[start of Given data]
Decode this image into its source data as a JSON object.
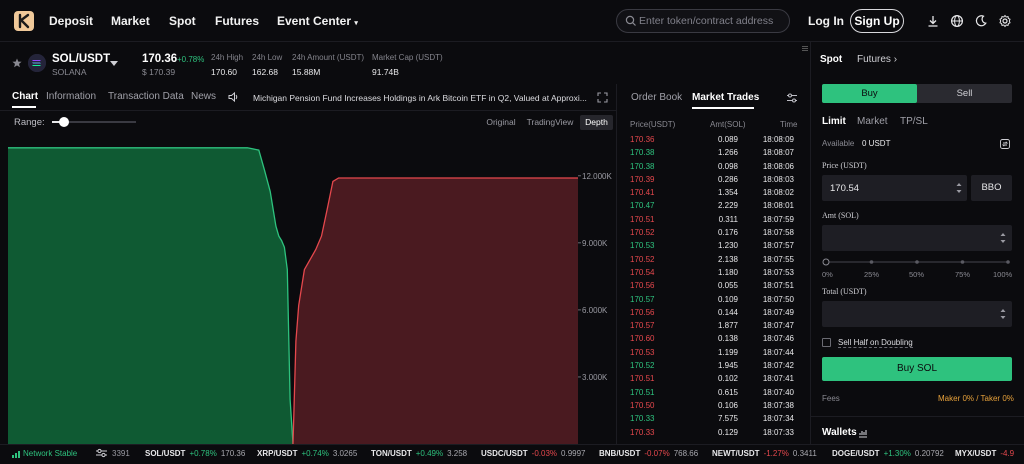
{
  "nav": {
    "links": [
      "Deposit",
      "Market",
      "Spot",
      "Futures",
      "Event Center"
    ],
    "search_placeholder": "Enter token/contract address",
    "login": "Log In",
    "signup": "Sign Up"
  },
  "ticker": {
    "pair": "SOL/USDT",
    "name": "SOLANA",
    "price": "170.36",
    "change": "+0.78%",
    "price_usd": "$ 170.39",
    "stats": [
      {
        "label": "24h High",
        "value": "170.60"
      },
      {
        "label": "24h Low",
        "value": "162.68"
      },
      {
        "label": "24h Amount (USDT)",
        "value": "15.88M"
      },
      {
        "label": "Market Cap (USDT)",
        "value": "91.74B"
      }
    ]
  },
  "chart_panel": {
    "tabs": [
      "Chart",
      "Information",
      "Transaction Data",
      "News"
    ],
    "news_headline": "Michigan Pension Fund Increases Holdings in Ark Bitcoin ETF in Q2, Valued at Approxi...",
    "range_label": "Range:",
    "range_value": 0.14,
    "views": [
      "Original",
      "TradingView",
      "Depth"
    ],
    "active_view": "Depth"
  },
  "chart_data": {
    "type": "area",
    "title": "",
    "x_min": 0,
    "x_max": 1,
    "ylim": [
      0,
      13600
    ],
    "y_ticks": [
      "3.000K",
      "6.000K",
      "9.000K",
      "12.000K"
    ],
    "y_tick_values": [
      3000,
      6000,
      9000,
      12000
    ],
    "grid": false,
    "series": [
      {
        "side": "bids",
        "color": "#2ec27e",
        "fill": "#0f5a33",
        "x": [
          0.0,
          0.42,
          0.44,
          0.45,
          0.46,
          0.47,
          0.475,
          0.48,
          0.485,
          0.49,
          0.495,
          0.5
        ],
        "y": [
          13250,
          13250,
          13150,
          12250,
          11300,
          9750,
          9300,
          9100,
          8800,
          7800,
          2000,
          0
        ]
      },
      {
        "side": "asks",
        "color": "#e5484d",
        "fill": "#4a1a20",
        "x": [
          0.5,
          0.505,
          0.51,
          0.52,
          0.54,
          0.55,
          0.56,
          0.57,
          0.58,
          1.0
        ],
        "y": [
          0,
          4600,
          6200,
          7800,
          8700,
          9300,
          10500,
          11750,
          11900,
          11900
        ]
      }
    ]
  },
  "market": {
    "tabs": [
      "Order Book",
      "Market Trades"
    ],
    "headers": [
      "Price(USDT)",
      "Amt(SOL)",
      "Time"
    ],
    "trades": [
      {
        "price": "170.36",
        "amt": "0.089",
        "time": "18:08:09",
        "side": "down"
      },
      {
        "price": "170.38",
        "amt": "1.266",
        "time": "18:08:07",
        "side": "up"
      },
      {
        "price": "170.38",
        "amt": "0.098",
        "time": "18:08:06",
        "side": "up"
      },
      {
        "price": "170.39",
        "amt": "0.286",
        "time": "18:08:03",
        "side": "down"
      },
      {
        "price": "170.41",
        "amt": "1.354",
        "time": "18:08:02",
        "side": "down"
      },
      {
        "price": "170.47",
        "amt": "2.229",
        "time": "18:08:01",
        "side": "up"
      },
      {
        "price": "170.51",
        "amt": "0.311",
        "time": "18:07:59",
        "side": "down"
      },
      {
        "price": "170.52",
        "amt": "0.176",
        "time": "18:07:58",
        "side": "down"
      },
      {
        "price": "170.53",
        "amt": "1.230",
        "time": "18:07:57",
        "side": "up"
      },
      {
        "price": "170.52",
        "amt": "2.138",
        "time": "18:07:55",
        "side": "down"
      },
      {
        "price": "170.54",
        "amt": "1.180",
        "time": "18:07:53",
        "side": "down"
      },
      {
        "price": "170.56",
        "amt": "0.055",
        "time": "18:07:51",
        "side": "down"
      },
      {
        "price": "170.57",
        "amt": "0.109",
        "time": "18:07:50",
        "side": "up"
      },
      {
        "price": "170.56",
        "amt": "0.144",
        "time": "18:07:49",
        "side": "down"
      },
      {
        "price": "170.57",
        "amt": "1.877",
        "time": "18:07:47",
        "side": "down"
      },
      {
        "price": "170.60",
        "amt": "0.138",
        "time": "18:07:46",
        "side": "down"
      },
      {
        "price": "170.53",
        "amt": "1.199",
        "time": "18:07:44",
        "side": "down"
      },
      {
        "price": "170.52",
        "amt": "1.945",
        "time": "18:07:42",
        "side": "up"
      },
      {
        "price": "170.51",
        "amt": "0.102",
        "time": "18:07:41",
        "side": "down"
      },
      {
        "price": "170.51",
        "amt": "0.615",
        "time": "18:07:40",
        "side": "up"
      },
      {
        "price": "170.50",
        "amt": "0.106",
        "time": "18:07:38",
        "side": "down"
      },
      {
        "price": "170.33",
        "amt": "7.575",
        "time": "18:07:34",
        "side": "up"
      },
      {
        "price": "170.33",
        "amt": "0.129",
        "time": "18:07:33",
        "side": "down"
      }
    ]
  },
  "order_form": {
    "tabs": [
      "Spot",
      "Futures"
    ],
    "buy": "Buy",
    "sell": "Sell",
    "order_types": [
      "Limit",
      "Market",
      "TP/SL"
    ],
    "available_label": "Available",
    "available_value": "0 USDT",
    "price_label": "Price (USDT)",
    "price_value": "170.54",
    "bbo": "BBO",
    "amt_label": "Amt (SOL)",
    "percents": [
      "0%",
      "25%",
      "50%",
      "75%",
      "100%"
    ],
    "total_label": "Total (USDT)",
    "sell_half": "Sell Half on Doubling",
    "buy_button": "Buy SOL",
    "fees_label": "Fees",
    "fees_value": "Maker 0% / Taker 0%",
    "wallets": "Wallets"
  },
  "bottom": {
    "network": "Network Stable",
    "online": "3391",
    "tickers": [
      {
        "symbol": "SOL/USDT",
        "change": "+0.78%",
        "price": "170.36",
        "dir": "up"
      },
      {
        "symbol": "XRP/USDT",
        "change": "+0.74%",
        "price": "3.0265",
        "dir": "up"
      },
      {
        "symbol": "TON/USDT",
        "change": "+0.49%",
        "price": "3.258",
        "dir": "up"
      },
      {
        "symbol": "USDC/USDT",
        "change": "-0.03%",
        "price": "0.9997",
        "dir": "down"
      },
      {
        "symbol": "BNB/USDT",
        "change": "-0.07%",
        "price": "768.66",
        "dir": "down"
      },
      {
        "symbol": "NEWT/USDT",
        "change": "-1.27%",
        "price": "0.3411",
        "dir": "down"
      },
      {
        "symbol": "DOGE/USDT",
        "change": "+1.30%",
        "price": "0.20792",
        "dir": "up"
      },
      {
        "symbol": "MYX/USDT",
        "change": "-4.9",
        "price": "",
        "dir": "down"
      }
    ]
  },
  "colors": {
    "accent": "#2ec27e",
    "down": "#e5484d",
    "background": "#0b0b0e",
    "fees": "#e8a23b"
  }
}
[end of Given data]
[Required task]
All of the data needs repeating exactly, but the pictures do not.

[Answer for the task]
Decode this image into its source data as a JSON object.
{
  "nav": {
    "links": [
      "Deposit",
      "Market",
      "Spot",
      "Futures",
      "Event Center"
    ],
    "search_placeholder": "Enter token/contract address",
    "login": "Log In",
    "signup": "Sign Up"
  },
  "ticker": {
    "pair": "SOL/USDT",
    "name": "SOLANA",
    "price": "170.36",
    "change": "+0.78%",
    "price_usd": "$ 170.39",
    "stats": [
      {
        "label": "24h High",
        "value": "170.60"
      },
      {
        "label": "24h Low",
        "value": "162.68"
      },
      {
        "label": "24h Amount (USDT)",
        "value": "15.88M"
      },
      {
        "label": "Market Cap (USDT)",
        "value": "91.74B"
      }
    ]
  },
  "chart_panel": {
    "tabs": [
      "Chart",
      "Information",
      "Transaction Data",
      "News"
    ],
    "news_headline": "Michigan Pension Fund Increases Holdings in Ark Bitcoin ETF in Q2, Valued at Approxi...",
    "range_label": "Range:",
    "range_value": 0.14,
    "views": [
      "Original",
      "TradingView",
      "Depth"
    ],
    "active_view": "Depth"
  },
  "chart_data": {
    "type": "area",
    "title": "",
    "x_min": 0,
    "x_max": 1,
    "ylim": [
      0,
      13600
    ],
    "y_ticks": [
      "3.000K",
      "6.000K",
      "9.000K",
      "12.000K"
    ],
    "y_tick_values": [
      3000,
      6000,
      9000,
      12000
    ],
    "grid": false,
    "series": [
      {
        "side": "bids",
        "color": "#2ec27e",
        "fill": "#0f5a33",
        "x": [
          0.0,
          0.42,
          0.44,
          0.45,
          0.46,
          0.47,
          0.475,
          0.48,
          0.485,
          0.49,
          0.495,
          0.5
        ],
        "y": [
          13250,
          13250,
          13150,
          12250,
          11300,
          9750,
          9300,
          9100,
          8800,
          7800,
          2000,
          0
        ]
      },
      {
        "side": "asks",
        "color": "#e5484d",
        "fill": "#4a1a20",
        "x": [
          0.5,
          0.505,
          0.51,
          0.52,
          0.54,
          0.55,
          0.56,
          0.57,
          0.58,
          1.0
        ],
        "y": [
          0,
          4600,
          6200,
          7800,
          8700,
          9300,
          10500,
          11750,
          11900,
          11900
        ]
      }
    ]
  },
  "market": {
    "tabs": [
      "Order Book",
      "Market Trades"
    ],
    "headers": [
      "Price(USDT)",
      "Amt(SOL)",
      "Time"
    ],
    "trades": [
      {
        "price": "170.36",
        "amt": "0.089",
        "time": "18:08:09",
        "side": "down"
      },
      {
        "price": "170.38",
        "amt": "1.266",
        "time": "18:08:07",
        "side": "up"
      },
      {
        "price": "170.38",
        "amt": "0.098",
        "time": "18:08:06",
        "side": "up"
      },
      {
        "price": "170.39",
        "amt": "0.286",
        "time": "18:08:03",
        "side": "down"
      },
      {
        "price": "170.41",
        "amt": "1.354",
        "time": "18:08:02",
        "side": "down"
      },
      {
        "price": "170.47",
        "amt": "2.229",
        "time": "18:08:01",
        "side": "up"
      },
      {
        "price": "170.51",
        "amt": "0.311",
        "time": "18:07:59",
        "side": "down"
      },
      {
        "price": "170.52",
        "amt": "0.176",
        "time": "18:07:58",
        "side": "down"
      },
      {
        "price": "170.53",
        "amt": "1.230",
        "time": "18:07:57",
        "side": "up"
      },
      {
        "price": "170.52",
        "amt": "2.138",
        "time": "18:07:55",
        "side": "down"
      },
      {
        "price": "170.54",
        "amt": "1.180",
        "time": "18:07:53",
        "side": "down"
      },
      {
        "price": "170.56",
        "amt": "0.055",
        "time": "18:07:51",
        "side": "down"
      },
      {
        "price": "170.57",
        "amt": "0.109",
        "time": "18:07:50",
        "side": "up"
      },
      {
        "price": "170.56",
        "amt": "0.144",
        "time": "18:07:49",
        "side": "down"
      },
      {
        "price": "170.57",
        "amt": "1.877",
        "time": "18:07:47",
        "side": "down"
      },
      {
        "price": "170.60",
        "amt": "0.138",
        "time": "18:07:46",
        "side": "down"
      },
      {
        "price": "170.53",
        "amt": "1.199",
        "time": "18:07:44",
        "side": "down"
      },
      {
        "price": "170.52",
        "amt": "1.945",
        "time": "18:07:42",
        "side": "up"
      },
      {
        "price": "170.51",
        "amt": "0.102",
        "time": "18:07:41",
        "side": "down"
      },
      {
        "price": "170.51",
        "amt": "0.615",
        "time": "18:07:40",
        "side": "up"
      },
      {
        "price": "170.50",
        "amt": "0.106",
        "time": "18:07:38",
        "side": "down"
      },
      {
        "price": "170.33",
        "amt": "7.575",
        "time": "18:07:34",
        "side": "up"
      },
      {
        "price": "170.33",
        "amt": "0.129",
        "time": "18:07:33",
        "side": "down"
      }
    ]
  },
  "order_form": {
    "tabs": [
      "Spot",
      "Futures"
    ],
    "buy": "Buy",
    "sell": "Sell",
    "order_types": [
      "Limit",
      "Market",
      "TP/SL"
    ],
    "available_label": "Available",
    "available_value": "0 USDT",
    "price_label": "Price (USDT)",
    "price_value": "170.54",
    "bbo": "BBO",
    "amt_label": "Amt (SOL)",
    "percents": [
      "0%",
      "25%",
      "50%",
      "75%",
      "100%"
    ],
    "total_label": "Total (USDT)",
    "sell_half": "Sell Half on Doubling",
    "buy_button": "Buy SOL",
    "fees_label": "Fees",
    "fees_value": "Maker 0% / Taker 0%",
    "wallets": "Wallets"
  },
  "bottom": {
    "network": "Network Stable",
    "online": "3391",
    "tickers": [
      {
        "symbol": "SOL/USDT",
        "change": "+0.78%",
        "price": "170.36",
        "dir": "up"
      },
      {
        "symbol": "XRP/USDT",
        "change": "+0.74%",
        "price": "3.0265",
        "dir": "up"
      },
      {
        "symbol": "TON/USDT",
        "change": "+0.49%",
        "price": "3.258",
        "dir": "up"
      },
      {
        "symbol": "USDC/USDT",
        "change": "-0.03%",
        "price": "0.9997",
        "dir": "down"
      },
      {
        "symbol": "BNB/USDT",
        "change": "-0.07%",
        "price": "768.66",
        "dir": "down"
      },
      {
        "symbol": "NEWT/USDT",
        "change": "-1.27%",
        "price": "0.3411",
        "dir": "down"
      },
      {
        "symbol": "DOGE/USDT",
        "change": "+1.30%",
        "price": "0.20792",
        "dir": "up"
      },
      {
        "symbol": "MYX/USDT",
        "change": "-4.9",
        "price": "",
        "dir": "down"
      }
    ]
  },
  "colors": {
    "accent": "#2ec27e",
    "down": "#e5484d",
    "background": "#0b0b0e",
    "fees": "#e8a23b"
  }
}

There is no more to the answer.